--- START OF Task inputs ---

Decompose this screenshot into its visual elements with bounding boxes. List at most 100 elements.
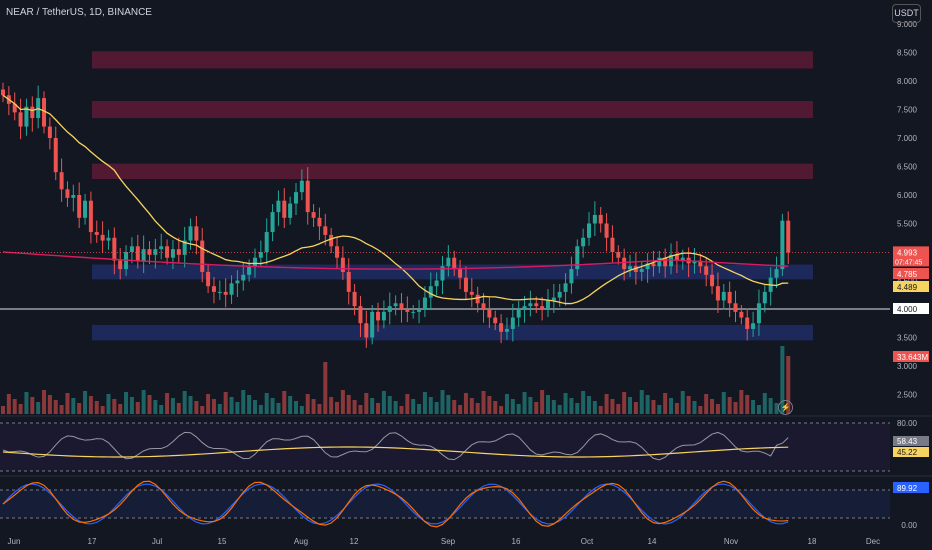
candle-body — [481, 303, 486, 309]
rsi-ma-value: 45.22 — [897, 448, 918, 457]
candle-body — [715, 286, 720, 301]
candle-body — [47, 126, 52, 138]
volume-bar — [715, 404, 720, 414]
candle-body — [393, 303, 398, 307]
candle-body — [282, 200, 287, 218]
volume-bar — [422, 392, 427, 414]
volume-bar — [47, 395, 52, 414]
candle-body — [434, 280, 439, 287]
candle-body — [323, 226, 328, 235]
candle-body — [71, 195, 76, 198]
volume-bar — [59, 405, 64, 414]
volume-bar — [282, 391, 287, 414]
volume-bar — [733, 402, 738, 414]
candle-body — [229, 283, 234, 295]
volume-bar — [622, 392, 627, 414]
rsi-ma-value-bg — [893, 447, 929, 457]
candle-body — [153, 249, 158, 255]
volume-bar — [170, 398, 175, 414]
price-tick-label: 7.500 — [897, 106, 918, 115]
candle-body — [223, 291, 228, 295]
candle-body — [200, 240, 205, 272]
volume-bar — [317, 404, 322, 414]
candle-body — [100, 234, 105, 241]
volume-bar — [77, 403, 82, 414]
candle-body — [352, 291, 357, 307]
candle-body — [639, 269, 644, 272]
ma-fast-label-bg — [893, 281, 929, 292]
candle-body — [569, 269, 574, 284]
price-tick-label: 8.500 — [897, 49, 918, 58]
candle-body — [469, 291, 474, 295]
volume-bar — [405, 394, 410, 414]
volume-bar — [516, 404, 521, 414]
time-axis-label: Oct — [581, 537, 594, 546]
candle-body — [83, 200, 88, 218]
candle-body — [604, 223, 609, 238]
candle-body — [288, 203, 293, 218]
volume-bar — [288, 396, 293, 414]
candle-body — [657, 257, 662, 267]
candle-body — [235, 280, 240, 284]
time-axis-label: Dec — [866, 537, 880, 546]
candle-body — [147, 249, 152, 255]
candle-body — [317, 217, 322, 227]
volume-bar — [53, 400, 58, 414]
candle-body — [247, 266, 252, 275]
volume-bar — [30, 397, 35, 414]
volume-bar — [141, 390, 146, 414]
volume-bar — [651, 400, 656, 414]
volume-bar — [540, 390, 545, 414]
volume-bar — [663, 393, 668, 414]
candle-body — [399, 303, 404, 309]
volume-bar — [223, 392, 228, 414]
candle-body — [252, 257, 257, 267]
volume-bar — [258, 405, 263, 414]
candle-body — [294, 192, 298, 204]
volume-bar — [276, 403, 281, 414]
volume-bar — [633, 402, 638, 414]
candle-body — [299, 180, 304, 193]
volume-bar — [399, 406, 404, 414]
candle-body — [329, 234, 334, 247]
candle-body — [346, 271, 351, 292]
candle-body — [311, 212, 316, 218]
symbol-title[interactable]: NEAR / TetherUS, 1D, BINANCE — [6, 7, 152, 18]
price-tick-label: 6.500 — [897, 163, 918, 172]
time-axis-label: 12 — [350, 537, 359, 546]
candle-body — [516, 309, 521, 318]
volume-bar — [12, 399, 17, 414]
volume-bar — [551, 400, 556, 414]
volume-bar — [247, 395, 252, 414]
candle-body — [129, 246, 134, 252]
indicator-tick-label: 80.00 — [897, 419, 918, 428]
volume-bar — [124, 392, 129, 414]
lightning-icon[interactable]: ⚡ — [778, 400, 793, 415]
candle-body — [182, 240, 187, 255]
currency-button[interactable]: USDT — [892, 4, 921, 23]
candle-body — [510, 317, 515, 329]
volume-bar — [463, 393, 468, 414]
volume-bar — [710, 399, 715, 414]
price-tick-label: 9.000 — [897, 20, 918, 29]
volume-bar — [252, 400, 257, 414]
candle-body — [405, 309, 410, 312]
volume-bar — [411, 399, 416, 414]
candle-body — [463, 277, 468, 292]
volume-bar — [217, 404, 222, 414]
volume-bar — [229, 397, 234, 414]
resistance-zone — [92, 163, 813, 180]
price-tick-label: 6.000 — [897, 191, 918, 200]
volume-bar — [762, 393, 767, 414]
candle-body — [610, 237, 615, 252]
candle-body — [217, 291, 222, 293]
volume-bar — [305, 394, 310, 414]
support-zone — [92, 264, 813, 280]
volume-bar — [692, 401, 697, 414]
candle-body — [751, 323, 756, 329]
candle-body — [452, 257, 457, 270]
volume-bar — [159, 405, 164, 414]
ma-fast-label: 4.489 — [897, 283, 918, 292]
volume-bar — [745, 395, 750, 414]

--- END OF Task inputs ---

_Task directions_
Copy the records word for word, starting at the line containing "candle-body — [481, 303, 486, 309]" and ending at the line containing "candle-body — [223, 291, 228, 295]", with both of those lines included.

_Worked answer_
candle-body — [481, 303, 486, 309]
rsi-ma-value: 45.22 — [897, 448, 918, 457]
candle-body — [715, 286, 720, 301]
candle-body — [47, 126, 52, 138]
volume-bar — [715, 404, 720, 414]
candle-body — [393, 303, 398, 307]
candle-body — [282, 200, 287, 218]
volume-bar — [422, 392, 427, 414]
volume-bar — [47, 395, 52, 414]
candle-body — [434, 280, 439, 287]
candle-body — [323, 226, 328, 235]
candle-body — [71, 195, 76, 198]
volume-bar — [59, 405, 64, 414]
volume-bar — [282, 391, 287, 414]
volume-bar — [733, 402, 738, 414]
candle-body — [229, 283, 234, 295]
volume-bar — [622, 392, 627, 414]
rsi-ma-value-bg — [893, 447, 929, 457]
candle-body — [153, 249, 158, 255]
volume-bar — [170, 398, 175, 414]
price-tick-label: 7.500 — [897, 106, 918, 115]
candle-body — [223, 291, 228, 295]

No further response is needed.